Instruction:
Search the material for the word "заявителя" and report each line where it turns up.

•••••

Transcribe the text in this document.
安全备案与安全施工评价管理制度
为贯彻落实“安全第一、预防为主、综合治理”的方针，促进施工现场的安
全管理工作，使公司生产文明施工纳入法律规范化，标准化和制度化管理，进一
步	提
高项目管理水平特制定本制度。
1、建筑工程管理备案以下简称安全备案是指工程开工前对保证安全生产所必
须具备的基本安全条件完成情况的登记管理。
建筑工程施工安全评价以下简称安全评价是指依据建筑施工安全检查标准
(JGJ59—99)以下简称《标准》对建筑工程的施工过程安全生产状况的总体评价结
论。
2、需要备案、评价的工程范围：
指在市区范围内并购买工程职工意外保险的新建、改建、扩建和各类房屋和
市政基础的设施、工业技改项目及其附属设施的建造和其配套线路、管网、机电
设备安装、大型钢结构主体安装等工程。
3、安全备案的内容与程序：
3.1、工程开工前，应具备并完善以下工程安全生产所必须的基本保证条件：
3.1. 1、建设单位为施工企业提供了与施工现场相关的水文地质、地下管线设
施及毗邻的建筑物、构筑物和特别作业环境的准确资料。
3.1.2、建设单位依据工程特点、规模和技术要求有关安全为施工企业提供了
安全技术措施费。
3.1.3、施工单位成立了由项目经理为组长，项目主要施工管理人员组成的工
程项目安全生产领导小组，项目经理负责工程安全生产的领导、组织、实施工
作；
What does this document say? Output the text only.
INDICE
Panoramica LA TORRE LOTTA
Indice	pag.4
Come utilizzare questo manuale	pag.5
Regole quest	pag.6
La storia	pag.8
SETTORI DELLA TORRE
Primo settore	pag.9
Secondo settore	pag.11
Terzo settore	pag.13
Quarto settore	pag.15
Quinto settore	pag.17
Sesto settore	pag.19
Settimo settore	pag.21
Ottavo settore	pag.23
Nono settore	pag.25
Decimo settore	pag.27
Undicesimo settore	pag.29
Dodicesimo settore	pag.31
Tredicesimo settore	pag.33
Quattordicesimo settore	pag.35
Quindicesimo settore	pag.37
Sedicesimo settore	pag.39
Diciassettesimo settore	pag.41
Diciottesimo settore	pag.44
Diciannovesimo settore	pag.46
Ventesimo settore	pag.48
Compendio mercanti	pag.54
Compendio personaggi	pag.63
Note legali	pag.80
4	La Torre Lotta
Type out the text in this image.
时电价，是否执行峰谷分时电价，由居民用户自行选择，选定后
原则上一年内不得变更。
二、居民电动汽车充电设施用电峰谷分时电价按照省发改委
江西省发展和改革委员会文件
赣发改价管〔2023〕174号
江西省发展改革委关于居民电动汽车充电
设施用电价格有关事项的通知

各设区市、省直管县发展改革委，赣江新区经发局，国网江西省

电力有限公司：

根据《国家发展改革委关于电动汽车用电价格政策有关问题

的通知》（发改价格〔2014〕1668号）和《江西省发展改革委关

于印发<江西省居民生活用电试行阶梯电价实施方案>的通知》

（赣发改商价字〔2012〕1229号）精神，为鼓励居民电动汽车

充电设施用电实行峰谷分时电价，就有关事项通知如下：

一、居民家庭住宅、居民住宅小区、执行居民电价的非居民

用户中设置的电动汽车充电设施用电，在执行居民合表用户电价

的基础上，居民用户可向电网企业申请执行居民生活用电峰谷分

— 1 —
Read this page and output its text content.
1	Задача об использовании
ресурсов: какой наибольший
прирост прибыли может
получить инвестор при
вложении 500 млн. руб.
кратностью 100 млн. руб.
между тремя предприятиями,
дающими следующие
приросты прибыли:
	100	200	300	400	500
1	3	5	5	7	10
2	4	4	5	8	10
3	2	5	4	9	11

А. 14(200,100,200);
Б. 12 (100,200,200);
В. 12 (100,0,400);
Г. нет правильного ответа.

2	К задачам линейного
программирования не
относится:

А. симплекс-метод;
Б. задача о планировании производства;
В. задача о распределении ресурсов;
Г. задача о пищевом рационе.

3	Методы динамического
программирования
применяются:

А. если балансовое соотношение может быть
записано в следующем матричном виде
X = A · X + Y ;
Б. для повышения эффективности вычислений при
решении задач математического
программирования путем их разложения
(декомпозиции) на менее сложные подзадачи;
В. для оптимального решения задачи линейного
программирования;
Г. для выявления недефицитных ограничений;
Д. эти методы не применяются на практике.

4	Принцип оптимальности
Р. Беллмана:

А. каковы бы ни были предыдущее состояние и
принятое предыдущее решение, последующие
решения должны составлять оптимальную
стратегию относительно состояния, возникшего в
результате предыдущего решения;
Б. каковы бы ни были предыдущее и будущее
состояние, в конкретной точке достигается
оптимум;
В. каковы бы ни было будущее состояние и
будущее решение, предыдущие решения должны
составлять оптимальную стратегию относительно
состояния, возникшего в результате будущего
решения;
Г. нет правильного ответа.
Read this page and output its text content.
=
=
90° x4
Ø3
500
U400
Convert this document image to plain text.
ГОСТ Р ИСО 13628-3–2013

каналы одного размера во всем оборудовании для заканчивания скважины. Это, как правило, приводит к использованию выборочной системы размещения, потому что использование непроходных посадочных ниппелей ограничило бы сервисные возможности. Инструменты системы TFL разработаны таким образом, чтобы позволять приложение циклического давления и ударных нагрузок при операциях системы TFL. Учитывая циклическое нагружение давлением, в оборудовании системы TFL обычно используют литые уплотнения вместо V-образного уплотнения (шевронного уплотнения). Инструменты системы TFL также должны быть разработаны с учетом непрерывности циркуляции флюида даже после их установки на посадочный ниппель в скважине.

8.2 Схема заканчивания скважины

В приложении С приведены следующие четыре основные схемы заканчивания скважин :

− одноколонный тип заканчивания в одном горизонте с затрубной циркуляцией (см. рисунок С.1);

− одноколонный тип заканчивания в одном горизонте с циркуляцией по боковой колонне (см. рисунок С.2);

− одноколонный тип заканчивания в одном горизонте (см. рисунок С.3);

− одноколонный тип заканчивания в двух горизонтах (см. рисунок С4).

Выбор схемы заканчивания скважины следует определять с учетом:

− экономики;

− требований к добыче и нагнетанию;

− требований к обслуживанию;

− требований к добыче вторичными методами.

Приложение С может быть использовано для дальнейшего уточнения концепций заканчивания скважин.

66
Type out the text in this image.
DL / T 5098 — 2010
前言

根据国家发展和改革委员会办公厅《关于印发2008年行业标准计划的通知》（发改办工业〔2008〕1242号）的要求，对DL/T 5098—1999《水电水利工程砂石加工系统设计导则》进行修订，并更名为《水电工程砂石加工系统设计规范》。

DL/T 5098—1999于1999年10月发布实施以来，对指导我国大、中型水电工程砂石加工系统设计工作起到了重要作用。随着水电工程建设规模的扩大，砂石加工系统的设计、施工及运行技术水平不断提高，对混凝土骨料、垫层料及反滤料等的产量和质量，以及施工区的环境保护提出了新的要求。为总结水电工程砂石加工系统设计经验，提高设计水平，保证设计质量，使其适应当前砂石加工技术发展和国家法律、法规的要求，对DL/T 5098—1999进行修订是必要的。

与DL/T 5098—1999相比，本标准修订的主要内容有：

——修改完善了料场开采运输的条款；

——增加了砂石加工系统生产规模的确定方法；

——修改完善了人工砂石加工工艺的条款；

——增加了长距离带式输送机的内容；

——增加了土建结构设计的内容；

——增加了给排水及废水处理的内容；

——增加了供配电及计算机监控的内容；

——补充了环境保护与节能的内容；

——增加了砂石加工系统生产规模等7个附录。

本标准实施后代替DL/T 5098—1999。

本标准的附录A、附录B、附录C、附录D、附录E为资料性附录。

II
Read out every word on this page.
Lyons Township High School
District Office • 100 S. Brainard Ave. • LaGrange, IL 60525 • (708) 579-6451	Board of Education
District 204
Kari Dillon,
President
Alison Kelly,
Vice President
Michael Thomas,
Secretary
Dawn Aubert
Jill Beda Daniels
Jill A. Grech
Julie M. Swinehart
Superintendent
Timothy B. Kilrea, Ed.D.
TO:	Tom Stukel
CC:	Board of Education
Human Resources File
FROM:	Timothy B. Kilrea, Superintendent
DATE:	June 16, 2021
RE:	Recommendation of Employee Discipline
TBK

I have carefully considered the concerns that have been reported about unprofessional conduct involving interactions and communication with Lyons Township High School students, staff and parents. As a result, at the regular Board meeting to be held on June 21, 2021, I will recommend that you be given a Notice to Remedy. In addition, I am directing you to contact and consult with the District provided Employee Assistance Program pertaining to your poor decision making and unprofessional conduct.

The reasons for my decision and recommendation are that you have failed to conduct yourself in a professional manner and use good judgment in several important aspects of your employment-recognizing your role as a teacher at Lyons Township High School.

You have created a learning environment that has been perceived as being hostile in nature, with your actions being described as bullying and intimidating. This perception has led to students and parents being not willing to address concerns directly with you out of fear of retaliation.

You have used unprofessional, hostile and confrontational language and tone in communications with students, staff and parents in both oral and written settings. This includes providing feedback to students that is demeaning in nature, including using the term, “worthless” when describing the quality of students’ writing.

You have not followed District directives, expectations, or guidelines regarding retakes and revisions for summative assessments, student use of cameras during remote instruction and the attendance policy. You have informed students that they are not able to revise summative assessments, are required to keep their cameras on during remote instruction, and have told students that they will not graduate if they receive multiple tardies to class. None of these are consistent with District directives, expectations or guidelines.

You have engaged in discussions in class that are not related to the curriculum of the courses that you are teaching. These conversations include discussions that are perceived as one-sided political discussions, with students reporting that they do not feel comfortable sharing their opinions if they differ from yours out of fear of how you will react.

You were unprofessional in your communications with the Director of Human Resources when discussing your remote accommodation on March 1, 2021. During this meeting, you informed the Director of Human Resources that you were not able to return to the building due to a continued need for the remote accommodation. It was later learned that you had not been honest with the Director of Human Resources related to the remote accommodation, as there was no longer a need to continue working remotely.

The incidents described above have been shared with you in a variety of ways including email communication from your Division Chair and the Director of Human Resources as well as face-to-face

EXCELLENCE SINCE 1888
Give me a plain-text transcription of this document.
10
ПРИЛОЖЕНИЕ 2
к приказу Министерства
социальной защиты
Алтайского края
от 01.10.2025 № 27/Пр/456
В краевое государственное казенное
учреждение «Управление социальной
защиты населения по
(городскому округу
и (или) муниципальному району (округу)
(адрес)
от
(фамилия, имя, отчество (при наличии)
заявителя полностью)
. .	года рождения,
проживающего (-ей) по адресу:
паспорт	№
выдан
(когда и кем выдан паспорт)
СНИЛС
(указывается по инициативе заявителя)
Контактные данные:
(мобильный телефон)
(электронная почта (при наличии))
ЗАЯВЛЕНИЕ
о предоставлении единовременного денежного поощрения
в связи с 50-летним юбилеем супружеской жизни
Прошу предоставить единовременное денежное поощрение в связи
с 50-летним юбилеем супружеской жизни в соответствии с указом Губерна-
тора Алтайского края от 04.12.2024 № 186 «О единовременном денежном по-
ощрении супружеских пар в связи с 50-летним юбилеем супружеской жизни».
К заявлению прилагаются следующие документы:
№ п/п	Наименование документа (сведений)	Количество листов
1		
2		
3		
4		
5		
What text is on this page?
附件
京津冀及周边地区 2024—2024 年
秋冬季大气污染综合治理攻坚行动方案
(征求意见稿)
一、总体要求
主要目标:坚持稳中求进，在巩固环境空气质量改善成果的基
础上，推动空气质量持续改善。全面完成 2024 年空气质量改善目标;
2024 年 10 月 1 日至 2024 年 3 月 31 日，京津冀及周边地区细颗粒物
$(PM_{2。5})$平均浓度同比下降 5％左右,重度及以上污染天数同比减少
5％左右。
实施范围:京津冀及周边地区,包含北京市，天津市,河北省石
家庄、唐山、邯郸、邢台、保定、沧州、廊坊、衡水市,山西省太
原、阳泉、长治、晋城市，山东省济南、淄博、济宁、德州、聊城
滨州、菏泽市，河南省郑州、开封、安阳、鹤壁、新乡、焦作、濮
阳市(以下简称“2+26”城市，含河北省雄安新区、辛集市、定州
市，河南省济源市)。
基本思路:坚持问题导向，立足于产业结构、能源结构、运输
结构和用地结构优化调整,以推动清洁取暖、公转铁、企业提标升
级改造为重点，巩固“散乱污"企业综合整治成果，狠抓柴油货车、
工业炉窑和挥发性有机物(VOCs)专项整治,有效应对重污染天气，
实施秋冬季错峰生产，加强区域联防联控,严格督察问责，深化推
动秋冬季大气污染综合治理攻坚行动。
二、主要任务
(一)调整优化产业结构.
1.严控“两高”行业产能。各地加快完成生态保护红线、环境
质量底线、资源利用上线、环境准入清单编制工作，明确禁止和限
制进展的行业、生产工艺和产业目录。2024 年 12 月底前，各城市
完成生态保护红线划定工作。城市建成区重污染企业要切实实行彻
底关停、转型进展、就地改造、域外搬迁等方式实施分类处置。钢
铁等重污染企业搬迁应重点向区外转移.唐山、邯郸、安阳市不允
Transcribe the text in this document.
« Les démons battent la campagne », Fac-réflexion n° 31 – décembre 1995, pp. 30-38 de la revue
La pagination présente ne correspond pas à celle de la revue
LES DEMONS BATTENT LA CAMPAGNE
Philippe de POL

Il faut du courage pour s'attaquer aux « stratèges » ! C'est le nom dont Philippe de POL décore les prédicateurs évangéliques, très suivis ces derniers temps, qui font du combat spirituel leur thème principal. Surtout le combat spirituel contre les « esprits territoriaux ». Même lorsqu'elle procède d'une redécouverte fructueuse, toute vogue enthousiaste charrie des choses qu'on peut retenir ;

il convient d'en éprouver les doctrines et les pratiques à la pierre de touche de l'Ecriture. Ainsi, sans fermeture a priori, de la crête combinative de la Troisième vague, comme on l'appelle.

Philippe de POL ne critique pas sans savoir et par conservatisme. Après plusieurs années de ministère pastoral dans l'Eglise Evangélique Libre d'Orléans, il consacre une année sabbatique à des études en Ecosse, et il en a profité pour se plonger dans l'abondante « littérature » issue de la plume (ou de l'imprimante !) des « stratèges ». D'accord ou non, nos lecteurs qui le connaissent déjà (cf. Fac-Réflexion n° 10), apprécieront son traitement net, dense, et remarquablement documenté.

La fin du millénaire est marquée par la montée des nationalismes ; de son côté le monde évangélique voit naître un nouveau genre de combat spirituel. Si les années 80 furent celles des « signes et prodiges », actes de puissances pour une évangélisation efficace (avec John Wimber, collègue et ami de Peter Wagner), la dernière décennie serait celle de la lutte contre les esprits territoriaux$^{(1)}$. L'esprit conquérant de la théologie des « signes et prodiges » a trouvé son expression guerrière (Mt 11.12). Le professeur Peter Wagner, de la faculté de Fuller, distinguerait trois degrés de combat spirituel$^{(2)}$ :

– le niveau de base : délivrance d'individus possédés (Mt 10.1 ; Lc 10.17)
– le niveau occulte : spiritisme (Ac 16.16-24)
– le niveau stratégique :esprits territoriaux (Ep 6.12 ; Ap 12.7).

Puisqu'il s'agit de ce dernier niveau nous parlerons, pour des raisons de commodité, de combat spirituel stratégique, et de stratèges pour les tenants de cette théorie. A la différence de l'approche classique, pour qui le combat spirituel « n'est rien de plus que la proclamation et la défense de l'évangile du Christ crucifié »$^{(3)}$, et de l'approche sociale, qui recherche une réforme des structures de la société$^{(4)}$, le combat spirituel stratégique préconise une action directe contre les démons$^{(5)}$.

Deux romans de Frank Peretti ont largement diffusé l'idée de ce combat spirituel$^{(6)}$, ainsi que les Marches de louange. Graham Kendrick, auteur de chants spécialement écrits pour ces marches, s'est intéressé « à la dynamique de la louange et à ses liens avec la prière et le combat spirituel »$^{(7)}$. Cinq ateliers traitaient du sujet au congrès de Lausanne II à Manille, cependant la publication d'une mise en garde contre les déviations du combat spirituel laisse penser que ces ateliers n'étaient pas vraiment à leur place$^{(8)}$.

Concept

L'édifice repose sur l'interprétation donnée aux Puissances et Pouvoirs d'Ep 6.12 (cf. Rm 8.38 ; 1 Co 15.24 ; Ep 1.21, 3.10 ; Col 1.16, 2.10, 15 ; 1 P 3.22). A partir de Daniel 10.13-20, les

•••••

Finished answer:
заявителя полностью)
(указывается по инициативе заявителя)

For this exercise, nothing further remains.